* **Work to complete**:
Your answer should be one number, the count of lines in the entries holding the word "ganz".

Records from a data collection:
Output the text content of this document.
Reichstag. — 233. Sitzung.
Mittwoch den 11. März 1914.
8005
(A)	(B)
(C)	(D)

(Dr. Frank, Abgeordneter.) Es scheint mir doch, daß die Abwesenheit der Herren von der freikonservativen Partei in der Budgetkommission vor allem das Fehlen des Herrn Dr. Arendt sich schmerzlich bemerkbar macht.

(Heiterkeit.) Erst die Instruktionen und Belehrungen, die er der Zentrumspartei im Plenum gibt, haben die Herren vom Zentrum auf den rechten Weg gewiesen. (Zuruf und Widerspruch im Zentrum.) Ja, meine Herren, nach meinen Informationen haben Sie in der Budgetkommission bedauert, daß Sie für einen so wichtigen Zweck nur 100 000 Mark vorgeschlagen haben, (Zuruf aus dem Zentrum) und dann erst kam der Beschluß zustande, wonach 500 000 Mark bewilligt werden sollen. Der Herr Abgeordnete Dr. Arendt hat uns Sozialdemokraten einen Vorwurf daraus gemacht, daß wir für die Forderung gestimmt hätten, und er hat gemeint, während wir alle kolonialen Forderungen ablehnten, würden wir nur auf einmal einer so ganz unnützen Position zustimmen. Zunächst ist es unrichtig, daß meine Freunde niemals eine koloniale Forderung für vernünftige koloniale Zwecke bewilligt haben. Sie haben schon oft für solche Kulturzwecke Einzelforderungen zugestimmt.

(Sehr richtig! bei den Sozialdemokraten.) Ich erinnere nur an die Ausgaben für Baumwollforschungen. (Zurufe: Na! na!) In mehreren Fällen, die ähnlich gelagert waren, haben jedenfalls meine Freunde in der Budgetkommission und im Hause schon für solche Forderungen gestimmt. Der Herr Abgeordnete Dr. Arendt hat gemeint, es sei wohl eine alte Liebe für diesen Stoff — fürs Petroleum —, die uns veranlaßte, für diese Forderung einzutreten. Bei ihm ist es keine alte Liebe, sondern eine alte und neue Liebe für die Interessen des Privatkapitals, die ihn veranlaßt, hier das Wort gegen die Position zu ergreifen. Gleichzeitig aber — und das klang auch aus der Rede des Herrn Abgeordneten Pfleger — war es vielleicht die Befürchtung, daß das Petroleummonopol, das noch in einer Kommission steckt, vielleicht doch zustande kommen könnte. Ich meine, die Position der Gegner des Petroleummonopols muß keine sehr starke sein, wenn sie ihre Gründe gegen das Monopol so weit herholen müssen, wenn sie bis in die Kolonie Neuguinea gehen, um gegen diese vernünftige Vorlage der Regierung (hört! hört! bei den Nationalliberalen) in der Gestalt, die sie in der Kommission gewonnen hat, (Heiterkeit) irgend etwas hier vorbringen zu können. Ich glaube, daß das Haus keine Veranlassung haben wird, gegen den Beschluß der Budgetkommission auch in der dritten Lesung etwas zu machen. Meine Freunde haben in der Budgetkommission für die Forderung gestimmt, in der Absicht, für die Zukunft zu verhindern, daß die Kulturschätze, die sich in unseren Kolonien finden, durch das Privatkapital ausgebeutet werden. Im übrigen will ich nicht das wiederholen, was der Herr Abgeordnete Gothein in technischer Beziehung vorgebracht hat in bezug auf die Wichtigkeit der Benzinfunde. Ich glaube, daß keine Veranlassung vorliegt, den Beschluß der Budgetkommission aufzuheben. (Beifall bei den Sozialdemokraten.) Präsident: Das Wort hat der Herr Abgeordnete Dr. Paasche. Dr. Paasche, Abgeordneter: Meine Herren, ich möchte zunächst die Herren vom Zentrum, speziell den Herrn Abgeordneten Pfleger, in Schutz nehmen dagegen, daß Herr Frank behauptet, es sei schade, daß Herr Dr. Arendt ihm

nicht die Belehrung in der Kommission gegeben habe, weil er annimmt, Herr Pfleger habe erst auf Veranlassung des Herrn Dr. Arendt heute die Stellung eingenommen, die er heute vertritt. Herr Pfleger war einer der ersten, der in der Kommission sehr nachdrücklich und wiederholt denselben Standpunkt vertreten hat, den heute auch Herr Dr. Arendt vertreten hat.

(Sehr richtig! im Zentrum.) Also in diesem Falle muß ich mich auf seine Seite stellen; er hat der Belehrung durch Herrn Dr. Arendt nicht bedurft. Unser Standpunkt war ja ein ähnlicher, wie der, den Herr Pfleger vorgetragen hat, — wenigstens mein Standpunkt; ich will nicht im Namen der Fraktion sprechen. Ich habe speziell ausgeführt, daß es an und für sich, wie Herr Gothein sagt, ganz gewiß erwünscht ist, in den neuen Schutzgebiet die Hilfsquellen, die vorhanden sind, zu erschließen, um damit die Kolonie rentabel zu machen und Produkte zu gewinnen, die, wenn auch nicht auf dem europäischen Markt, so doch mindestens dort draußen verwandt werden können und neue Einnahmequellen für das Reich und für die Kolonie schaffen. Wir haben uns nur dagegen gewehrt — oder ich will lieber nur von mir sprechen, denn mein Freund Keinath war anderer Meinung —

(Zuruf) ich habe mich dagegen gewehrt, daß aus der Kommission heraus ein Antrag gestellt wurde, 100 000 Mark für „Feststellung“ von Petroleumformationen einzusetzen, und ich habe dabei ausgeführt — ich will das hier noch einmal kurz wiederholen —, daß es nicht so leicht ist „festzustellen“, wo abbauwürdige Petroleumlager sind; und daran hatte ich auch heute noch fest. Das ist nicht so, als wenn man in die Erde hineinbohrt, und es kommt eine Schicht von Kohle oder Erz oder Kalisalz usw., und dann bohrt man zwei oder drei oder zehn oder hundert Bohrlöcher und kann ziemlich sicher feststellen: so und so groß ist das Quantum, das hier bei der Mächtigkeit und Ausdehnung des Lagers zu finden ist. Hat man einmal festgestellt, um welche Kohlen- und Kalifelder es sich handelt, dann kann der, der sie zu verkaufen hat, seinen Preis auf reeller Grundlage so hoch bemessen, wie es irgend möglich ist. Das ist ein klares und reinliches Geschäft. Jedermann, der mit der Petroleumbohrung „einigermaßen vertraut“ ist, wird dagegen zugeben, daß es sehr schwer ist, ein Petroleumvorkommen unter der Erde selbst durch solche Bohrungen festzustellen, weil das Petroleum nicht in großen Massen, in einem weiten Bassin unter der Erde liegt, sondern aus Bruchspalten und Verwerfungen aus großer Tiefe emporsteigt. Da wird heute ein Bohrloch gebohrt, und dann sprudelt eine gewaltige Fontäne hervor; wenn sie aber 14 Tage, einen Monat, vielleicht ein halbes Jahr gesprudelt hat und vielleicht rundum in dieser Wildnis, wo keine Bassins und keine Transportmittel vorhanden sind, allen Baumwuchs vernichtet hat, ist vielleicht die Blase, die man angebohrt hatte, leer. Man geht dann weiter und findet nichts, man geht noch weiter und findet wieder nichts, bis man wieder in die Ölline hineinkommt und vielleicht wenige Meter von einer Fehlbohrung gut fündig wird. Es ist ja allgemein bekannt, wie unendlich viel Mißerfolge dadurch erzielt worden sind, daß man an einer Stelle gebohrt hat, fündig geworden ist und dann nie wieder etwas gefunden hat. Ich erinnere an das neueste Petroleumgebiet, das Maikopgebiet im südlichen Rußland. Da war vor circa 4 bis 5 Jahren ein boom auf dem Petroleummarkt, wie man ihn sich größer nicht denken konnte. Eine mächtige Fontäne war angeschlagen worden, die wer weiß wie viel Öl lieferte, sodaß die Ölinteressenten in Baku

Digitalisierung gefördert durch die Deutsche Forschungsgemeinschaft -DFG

* **Expected answer**:
2